WHAT YOU HAVE TO DO |
Copy out the material below word for word, line by line, but leave out the picture.

*****

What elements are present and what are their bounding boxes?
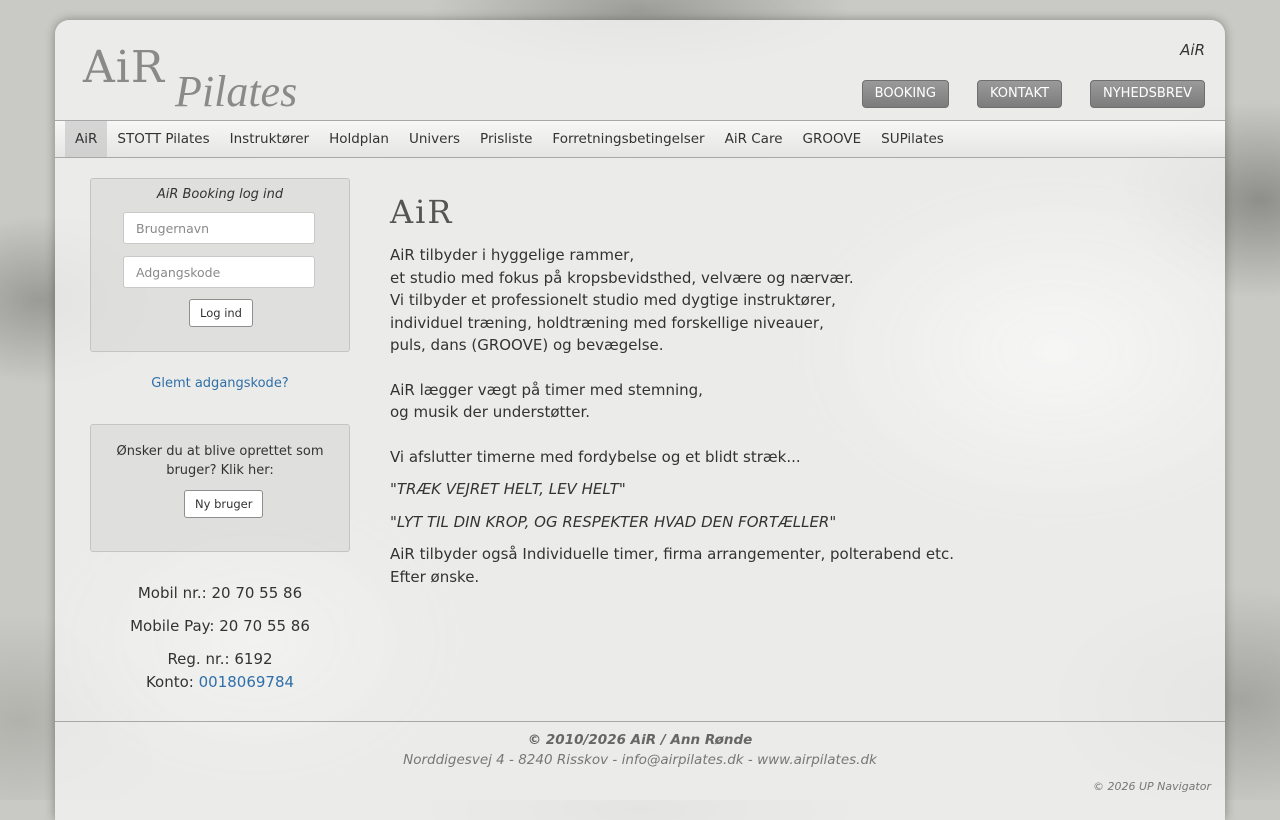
- nav-item-univers[interactable]: Univers: [399, 121, 470, 157]
- nav-item-supilates[interactable]: SUPilates: [871, 121, 954, 157]
- footer-copyright: © 2010/2026 AiR / Ann Rønde: [527, 732, 753, 748]
- new-user-text: Ønsker du at blive oprettet som bruger? …: [116, 444, 324, 478]
- contact-info: Mobil nr.: 20 70 55 86 Mobile Pay: 20 70…: [90, 582, 350, 694]
- page-title: AiR: [390, 193, 454, 231]
- footer: © 2010/2026 AiR / Ann Rønde Norddigesvej…: [55, 721, 1225, 770]
- reg-number: Reg. nr.: 6192: [167, 650, 273, 668]
- logo[interactable]: AiR Pilates: [83, 42, 298, 116]
- content-line: et studio med fokus på kropsbevidsthed, …: [390, 268, 854, 287]
- quote-2: "LYT TIL DIN KROP, OG RESPEKTER HVAD DEN…: [390, 512, 837, 531]
- password-input[interactable]: [123, 256, 315, 288]
- new-user-box: Ønsker du at blive oprettet som bruger? …: [90, 424, 350, 552]
- top-buttons: BOOKING KONTAKT NYHEDSBREV: [861, 80, 1205, 108]
- nav-item-stott-pilates[interactable]: STOTT Pilates: [107, 121, 219, 157]
- login-button[interactable]: Log ind: [189, 299, 253, 327]
- content-line: Vi afslutter timerne med fordybelse og e…: [390, 447, 801, 466]
- content-line: individuel træning, holdtræning med fors…: [390, 313, 824, 332]
- nav-item-holdplan[interactable]: Holdplan: [319, 121, 399, 157]
- logo-text-air: AiR: [83, 42, 165, 93]
- booking-button[interactable]: BOOKING: [861, 80, 949, 108]
- nav-item-groove[interactable]: GROOVE: [793, 121, 872, 157]
- powered-by[interactable]: © 2026 UP Navigator: [1093, 780, 1211, 793]
- main-nav: AiR STOTT Pilates Instruktører Holdplan …: [55, 120, 1225, 158]
- content-line: AiR tilbyder i hyggelige rammer,: [390, 246, 635, 264]
- content-line: Efter ønske.: [390, 567, 480, 586]
- login-box: AiR Booking log ind Log ind: [90, 178, 350, 352]
- content-line: AiR tilbyder også Individuelle timer, fi…: [390, 545, 955, 563]
- new-user-button[interactable]: Ny bruger: [184, 490, 264, 518]
- kontakt-button[interactable]: KONTAKT: [976, 80, 1063, 108]
- nav-item-air[interactable]: AiR: [65, 121, 108, 157]
- main-content: AiR AiR tilbyder i hyggelige rammer, et …: [390, 192, 1170, 588]
- mobile-number: Mobil nr.: 20 70 55 86: [137, 584, 303, 602]
- quote-1: "TRÆK VEJRET HELT, LEV HELT": [390, 480, 626, 498]
- nav-item-air-care[interactable]: AiR Care: [715, 121, 793, 157]
- konto-link[interactable]: 0018069784: [199, 673, 294, 691]
- footer-address: Norddigesvej 4 - 8240 Risskov - info@air…: [403, 752, 877, 768]
- konto-line: Konto: 0018069784: [90, 671, 350, 694]
- site-name: AiR: [1180, 41, 1205, 59]
- nav-item-instruktorer[interactable]: Instruktører: [220, 121, 319, 157]
- page-panel: AiR Pilates AiR BOOKING KONTAKT NYHEDSBR…: [55, 20, 1225, 820]
- konto-label: Konto:: [145, 673, 199, 691]
- nav-item-forretningsbetingelser[interactable]: Forretningsbetingelser: [542, 121, 714, 157]
- nyhedsbrev-button[interactable]: NYHEDSBREV: [1090, 80, 1205, 108]
- login-title: AiR Booking log ind: [156, 187, 284, 202]
- content-line: AiR lægger vægt på timer med stemning,: [390, 380, 703, 399]
- logo-text-pilates: Pilates: [175, 67, 298, 116]
- content-line: puls, dans (GROOVE) og bevægelse.: [390, 336, 664, 354]
- nav-item-prisliste[interactable]: Prisliste: [470, 121, 542, 157]
- content-line: og musik der understøtter.: [390, 403, 591, 421]
- content-line: Vi tilbyder et professionelt studio med …: [390, 291, 836, 309]
- forgot-password-link[interactable]: Glemt adgangskode?: [90, 376, 350, 391]
- mobile-pay: Mobile Pay: 20 70 55 86: [130, 617, 310, 635]
- username-input[interactable]: [123, 212, 315, 244]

*****

TASK RESPONSE |
What elements are present and what are their bounding boxes?
- nav-item-univers[interactable]: Univers: [399, 121, 470, 157]
- nav-item-supilates[interactable]: SUPilates: [871, 121, 954, 157]
- footer-copyright: © 2010/2026 AiR / Ann Rønde: [527, 732, 753, 748]
- new-user-text: Ønsker du at blive oprettet som bruger? …: [116, 444, 324, 478]
- contact-info: Mobil nr.: 20 70 55 86 Mobile Pay: 20 70…: [90, 582, 350, 694]
- page-title: AiR: [390, 193, 454, 231]
- footer: © 2010/2026 AiR / Ann Rønde Norddigesvej…: [55, 721, 1225, 770]
- reg-number: Reg. nr.: 6192: [167, 650, 273, 668]
- logo[interactable]: AiR Pilates: [83, 42, 298, 116]
- content-line: et studio med fokus på kropsbevidsthed, …: [390, 268, 854, 287]
- quote-2: "LYT TIL DIN KROP, OG RESPEKTER HVAD DEN…: [390, 512, 837, 531]
- password-input[interactable]: [123, 256, 315, 288]
- new-user-box: Ønsker du at blive oprettet som bruger? …: [90, 424, 350, 552]
- top-buttons: BOOKING KONTAKT NYHEDSBREV: [861, 80, 1205, 108]
- nav-item-stott-pilates[interactable]: STOTT Pilates: [107, 121, 219, 157]
- login-button[interactable]: Log ind: [189, 299, 253, 327]
- content-line: Vi afslutter timerne med fordybelse og e…: [390, 447, 801, 466]
- content-line: individuel træning, holdtræning med fors…: [390, 313, 824, 332]
- nav-item-holdplan[interactable]: Holdplan: [319, 121, 399, 157]
- logo-text-air: AiR: [83, 42, 165, 93]
- booking-button[interactable]: BOOKING: [861, 80, 949, 108]
- nav-item-groove[interactable]: GROOVE: [793, 121, 872, 157]
- powered-by[interactable]: © 2026 UP Navigator: [1093, 780, 1211, 793]
- main-nav: AiR STOTT Pilates Instruktører Holdplan …: [55, 120, 1225, 158]
- content-line: AiR tilbyder i hyggelige rammer,: [390, 246, 635, 264]
- content-line: Efter ønske.: [390, 567, 480, 586]
- login-box: AiR Booking log ind Log ind: [90, 178, 350, 352]
- content-line: AiR tilbyder også Individuelle timer, fi…: [390, 545, 955, 563]
- new-user-button[interactable]: Ny bruger: [184, 490, 264, 518]
- kontakt-button[interactable]: KONTAKT: [976, 80, 1063, 108]
- nav-item-air[interactable]: AiR: [65, 121, 108, 157]
- main-content: AiR AiR tilbyder i hyggelige rammer, et …: [390, 192, 1170, 588]
- mobile-number: Mobil nr.: 20 70 55 86: [137, 584, 303, 602]
- quote-1: "TRÆK VEJRET HELT, LEV HELT": [390, 480, 626, 498]
- nav-item-air-care[interactable]: AiR Care: [715, 121, 793, 157]
- konto-link[interactable]: 0018069784: [199, 673, 294, 691]
- footer-address: Norddigesvej 4 - 8240 Risskov - info@air…: [403, 752, 877, 768]
- konto-line: Konto: 0018069784: [90, 671, 350, 694]
- site-name: AiR: [1180, 41, 1205, 59]
- nav-item-instruktorer[interactable]: Instruktører: [220, 121, 319, 157]
- page-panel: AiR Pilates AiR BOOKING KONTAKT NYHEDSBR…: [55, 20, 1225, 820]
- konto-label: Konto:: [145, 673, 199, 691]
- nav-item-forretningsbetingelser[interactable]: Forretningsbetingelser: [542, 121, 714, 157]
- nyhedsbrev-button[interactable]: NYHEDSBREV: [1090, 80, 1205, 108]
- login-title: AiR Booking log ind: [156, 187, 284, 202]
- content-line: AiR lægger vægt på timer med stemning,: [390, 380, 703, 399]
- logo-text-pilates: Pilates: [175, 67, 298, 116]
- content-line: puls, dans (GROOVE) og bevægelse.: [390, 336, 664, 354]
- nav-item-prisliste[interactable]: Prisliste: [470, 121, 542, 157]
- content-line: og musik der understøtter.: [390, 403, 591, 421]
- content-line: Vi tilbyder et professionelt studio med …: [390, 291, 836, 309]
- forgot-password-link[interactable]: Glemt adgangskode?: [90, 376, 350, 391]
- mobile-pay: Mobile Pay: 20 70 55 86: [130, 617, 310, 635]
- username-input[interactable]: [123, 212, 315, 244]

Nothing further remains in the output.